### EXERCISE
Can you copy out the data exactly? Leave the images out.

### RECORDS TO USE
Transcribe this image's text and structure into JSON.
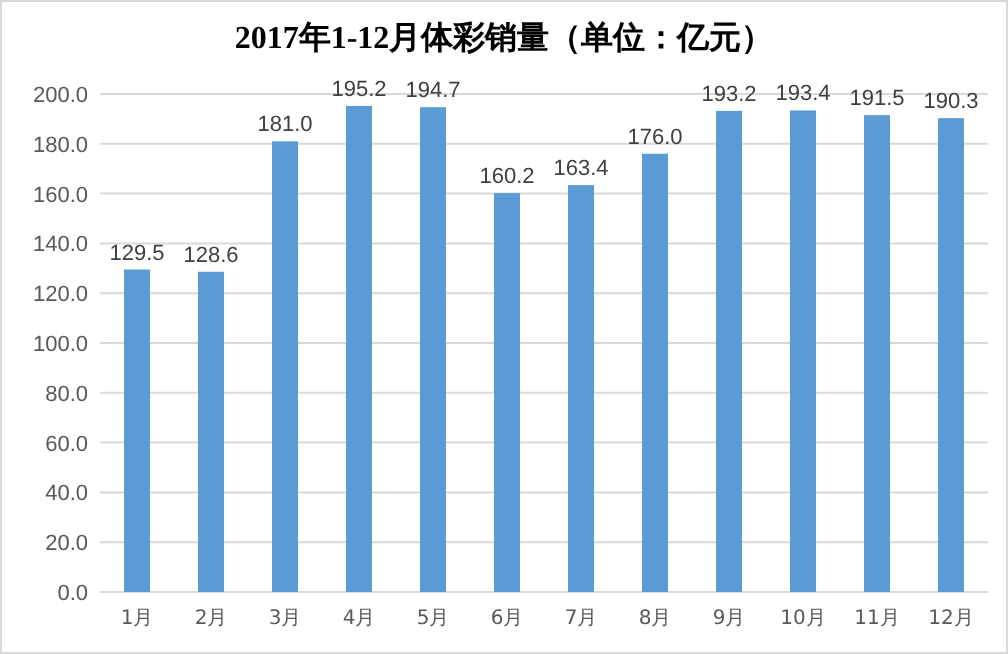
{
  "chart_data": {
    "type": "bar",
    "title": "2017年1-12月体彩销量（单位：亿元）",
    "categories": [
      "1月",
      "2月",
      "3月",
      "4月",
      "5月",
      "6月",
      "7月",
      "8月",
      "9月",
      "10月",
      "11月",
      "12月"
    ],
    "values": [
      129.5,
      128.6,
      181.0,
      195.2,
      194.7,
      160.2,
      163.4,
      176.0,
      193.2,
      193.4,
      191.5,
      190.3
    ],
    "value_labels": [
      "129.5",
      "128.6",
      "181.0",
      "195.2",
      "194.7",
      "160.2",
      "163.4",
      "176.0",
      "193.2",
      "193.4",
      "191.5",
      "190.3"
    ],
    "color": "#5b9bd5",
    "ylim": [
      0,
      200
    ],
    "yticks": [
      {
        "value": 0,
        "label": "0.0"
      },
      {
        "value": 20,
        "label": "20.0"
      },
      {
        "value": 40,
        "label": "40.0"
      },
      {
        "value": 60,
        "label": "60.0"
      },
      {
        "value": 80,
        "label": "80.0"
      },
      {
        "value": 100,
        "label": "100.0"
      },
      {
        "value": 120,
        "label": "120.0"
      },
      {
        "value": 140,
        "label": "140.0"
      },
      {
        "value": 160,
        "label": "160.0"
      },
      {
        "value": 180,
        "label": "180.0"
      },
      {
        "value": 200,
        "label": "200.0"
      }
    ],
    "grid": "y"
  }
}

### COMPLETE ANSWER
Transcribe this image's text and structure into JSON.
{
  "chart_data": {
    "type": "bar",
    "title": "2017年1-12月体彩销量（单位：亿元）",
    "categories": [
      "1月",
      "2月",
      "3月",
      "4月",
      "5月",
      "6月",
      "7月",
      "8月",
      "9月",
      "10月",
      "11月",
      "12月"
    ],
    "values": [
      129.5,
      128.6,
      181.0,
      195.2,
      194.7,
      160.2,
      163.4,
      176.0,
      193.2,
      193.4,
      191.5,
      190.3
    ],
    "value_labels": [
      "129.5",
      "128.6",
      "181.0",
      "195.2",
      "194.7",
      "160.2",
      "163.4",
      "176.0",
      "193.2",
      "193.4",
      "191.5",
      "190.3"
    ],
    "color": "#5b9bd5",
    "ylim": [
      0,
      200
    ],
    "yticks": [
      {
        "value": 0,
        "label": "0.0"
      },
      {
        "value": 20,
        "label": "20.0"
      },
      {
        "value": 40,
        "label": "40.0"
      },
      {
        "value": 60,
        "label": "60.0"
      },
      {
        "value": 80,
        "label": "80.0"
      },
      {
        "value": 100,
        "label": "100.0"
      },
      {
        "value": 120,
        "label": "120.0"
      },
      {
        "value": 140,
        "label": "140.0"
      },
      {
        "value": 160,
        "label": "160.0"
      },
      {
        "value": 180,
        "label": "180.0"
      },
      {
        "value": 200,
        "label": "200.0"
      }
    ],
    "grid": "y"
  }
}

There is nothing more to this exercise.